▸ **Dataset entries on figures**
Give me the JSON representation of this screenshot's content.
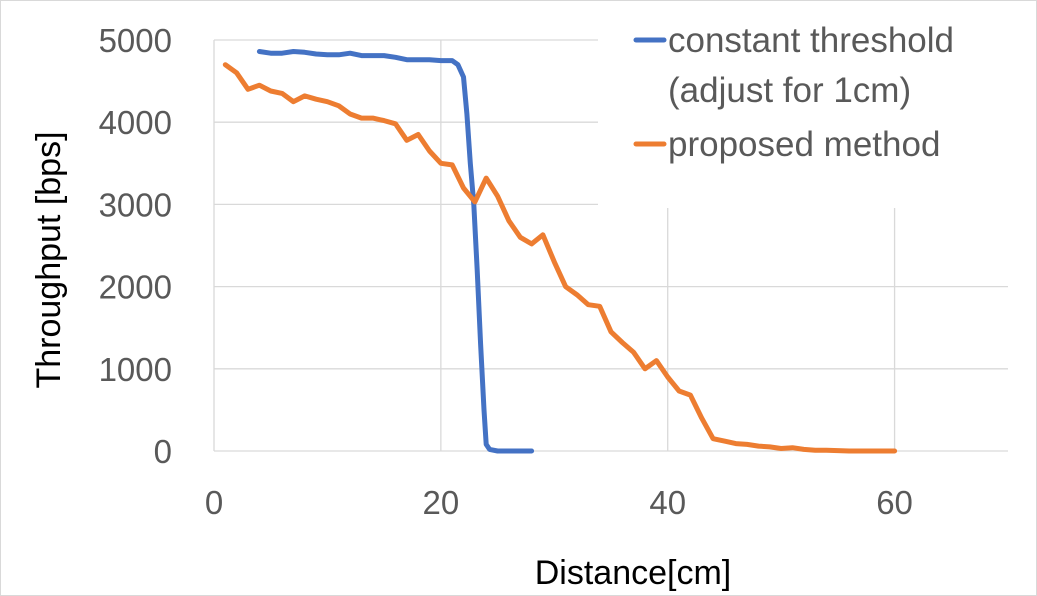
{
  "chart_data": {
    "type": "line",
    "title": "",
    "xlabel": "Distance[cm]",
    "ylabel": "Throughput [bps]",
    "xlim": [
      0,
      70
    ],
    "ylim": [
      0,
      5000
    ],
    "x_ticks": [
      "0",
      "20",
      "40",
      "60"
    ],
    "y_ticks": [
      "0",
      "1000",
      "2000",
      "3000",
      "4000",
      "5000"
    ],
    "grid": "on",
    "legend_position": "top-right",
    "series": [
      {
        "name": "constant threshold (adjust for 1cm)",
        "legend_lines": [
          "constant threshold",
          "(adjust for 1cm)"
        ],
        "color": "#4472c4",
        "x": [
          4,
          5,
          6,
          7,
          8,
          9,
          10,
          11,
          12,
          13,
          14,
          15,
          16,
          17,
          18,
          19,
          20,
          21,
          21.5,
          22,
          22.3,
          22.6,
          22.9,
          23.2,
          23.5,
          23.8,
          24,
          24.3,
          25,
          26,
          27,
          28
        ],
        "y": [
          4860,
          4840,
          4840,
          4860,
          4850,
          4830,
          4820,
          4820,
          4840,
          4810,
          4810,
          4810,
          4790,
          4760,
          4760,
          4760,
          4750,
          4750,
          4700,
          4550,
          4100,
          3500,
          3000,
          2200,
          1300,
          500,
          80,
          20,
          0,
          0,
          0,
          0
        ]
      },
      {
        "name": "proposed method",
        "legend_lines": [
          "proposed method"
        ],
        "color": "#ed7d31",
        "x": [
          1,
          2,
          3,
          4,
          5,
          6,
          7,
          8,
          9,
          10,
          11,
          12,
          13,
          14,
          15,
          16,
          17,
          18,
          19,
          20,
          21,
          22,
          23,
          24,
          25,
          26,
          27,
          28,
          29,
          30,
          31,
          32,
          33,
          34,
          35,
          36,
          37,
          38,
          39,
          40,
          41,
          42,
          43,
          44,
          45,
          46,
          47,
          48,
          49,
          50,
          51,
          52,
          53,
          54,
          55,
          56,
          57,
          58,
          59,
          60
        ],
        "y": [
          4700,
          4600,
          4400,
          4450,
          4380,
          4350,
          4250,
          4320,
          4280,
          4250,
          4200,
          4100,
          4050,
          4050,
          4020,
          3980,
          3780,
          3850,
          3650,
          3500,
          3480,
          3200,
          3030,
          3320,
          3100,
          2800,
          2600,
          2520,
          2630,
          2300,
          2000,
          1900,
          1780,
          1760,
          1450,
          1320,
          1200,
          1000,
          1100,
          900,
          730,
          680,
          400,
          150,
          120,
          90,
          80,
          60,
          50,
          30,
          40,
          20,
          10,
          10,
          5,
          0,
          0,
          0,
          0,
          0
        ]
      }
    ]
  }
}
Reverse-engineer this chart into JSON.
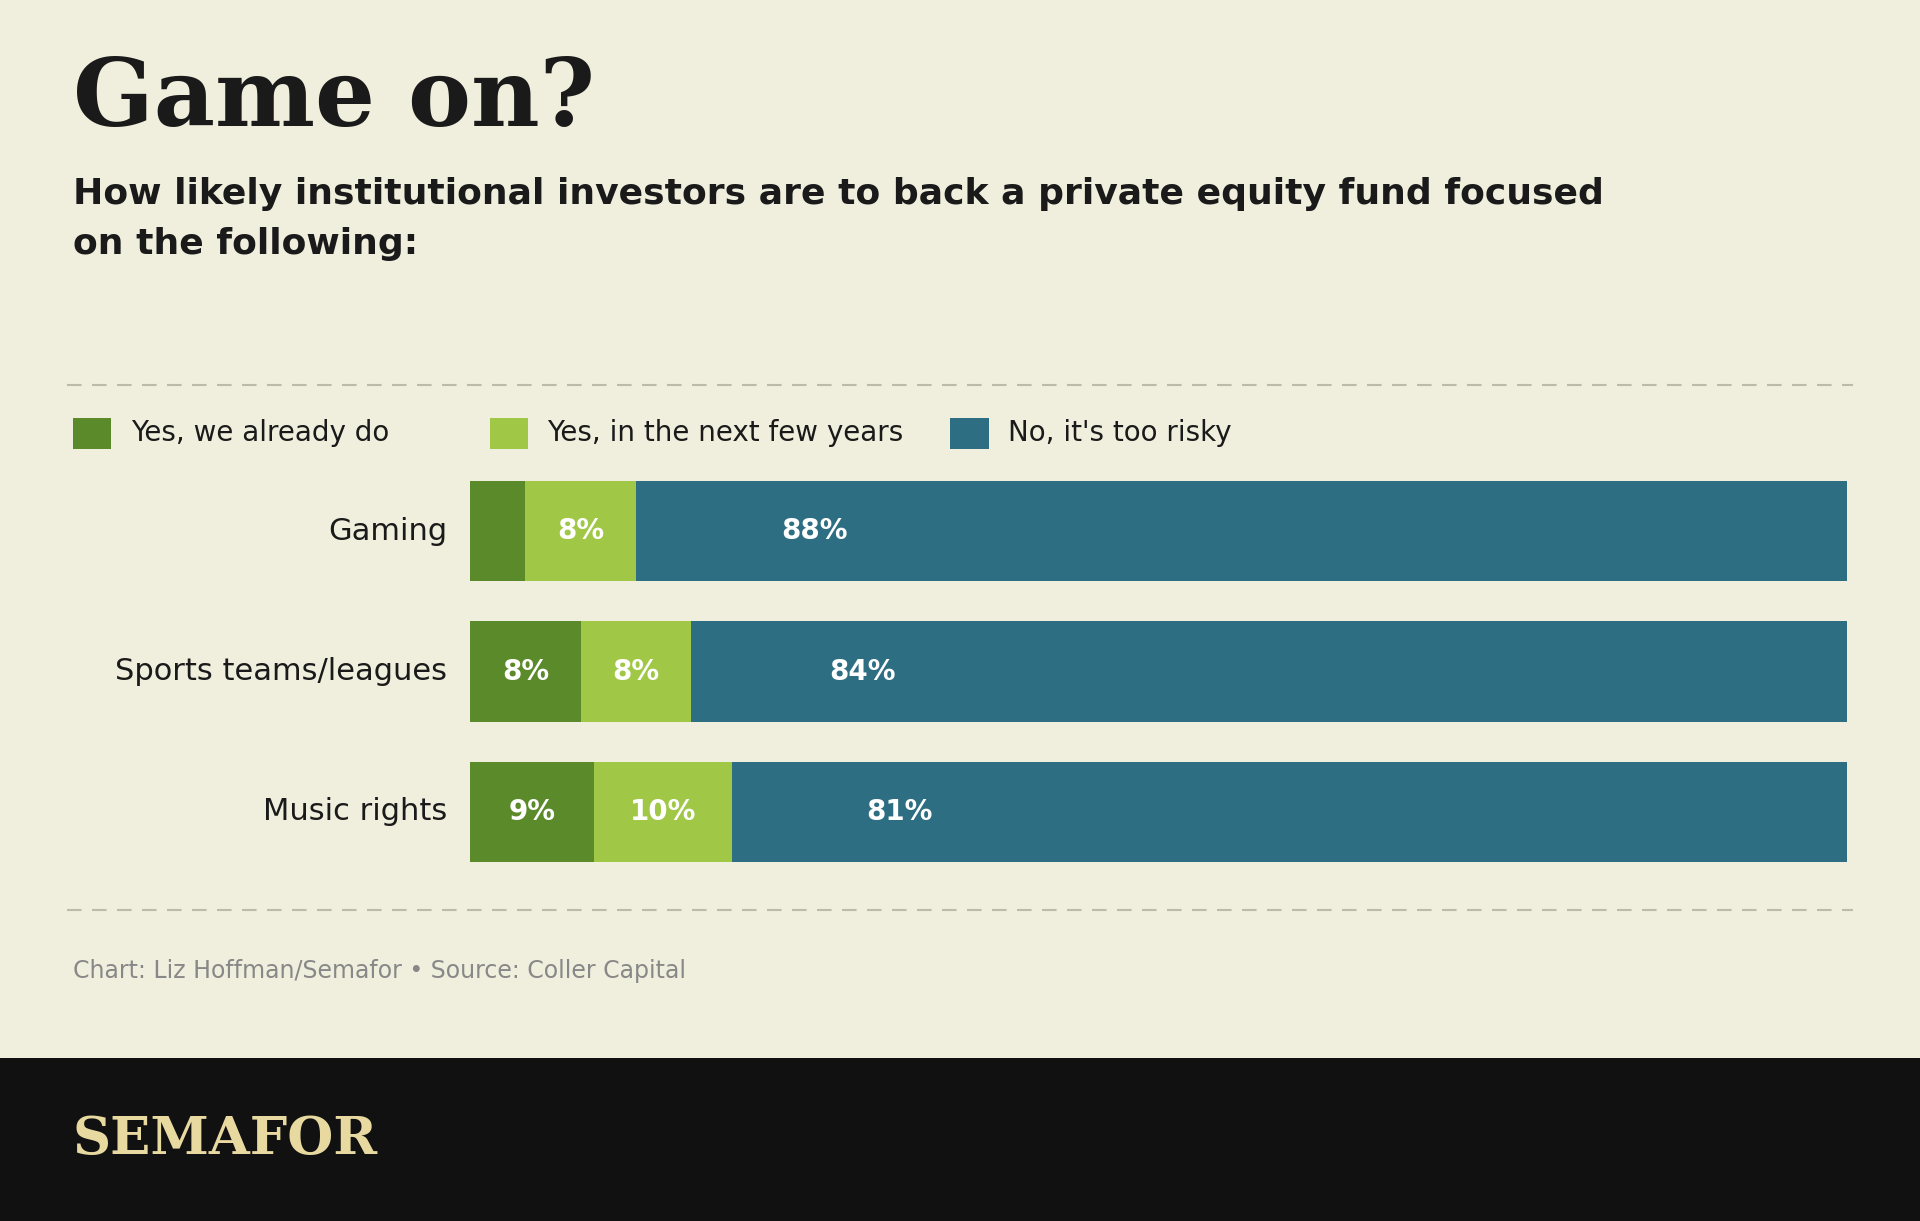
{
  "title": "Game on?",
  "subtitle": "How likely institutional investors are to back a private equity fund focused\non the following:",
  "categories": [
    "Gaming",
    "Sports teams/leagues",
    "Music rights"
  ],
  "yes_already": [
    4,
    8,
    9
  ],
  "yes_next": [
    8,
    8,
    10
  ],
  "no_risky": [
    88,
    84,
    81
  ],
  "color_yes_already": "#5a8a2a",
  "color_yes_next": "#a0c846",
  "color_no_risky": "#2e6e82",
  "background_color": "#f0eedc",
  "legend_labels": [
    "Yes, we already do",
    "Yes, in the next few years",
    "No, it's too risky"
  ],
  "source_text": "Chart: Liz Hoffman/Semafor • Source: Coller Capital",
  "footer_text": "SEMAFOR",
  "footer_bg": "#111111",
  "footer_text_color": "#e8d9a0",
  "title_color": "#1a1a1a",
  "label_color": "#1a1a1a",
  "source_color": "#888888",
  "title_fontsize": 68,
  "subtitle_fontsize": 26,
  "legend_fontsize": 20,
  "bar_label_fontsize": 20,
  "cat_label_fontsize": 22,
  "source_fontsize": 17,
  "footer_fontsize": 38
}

▸ **The exercise**
Count how many lines contain "threshold" and give only that count.

▸ **Exercise solution**
2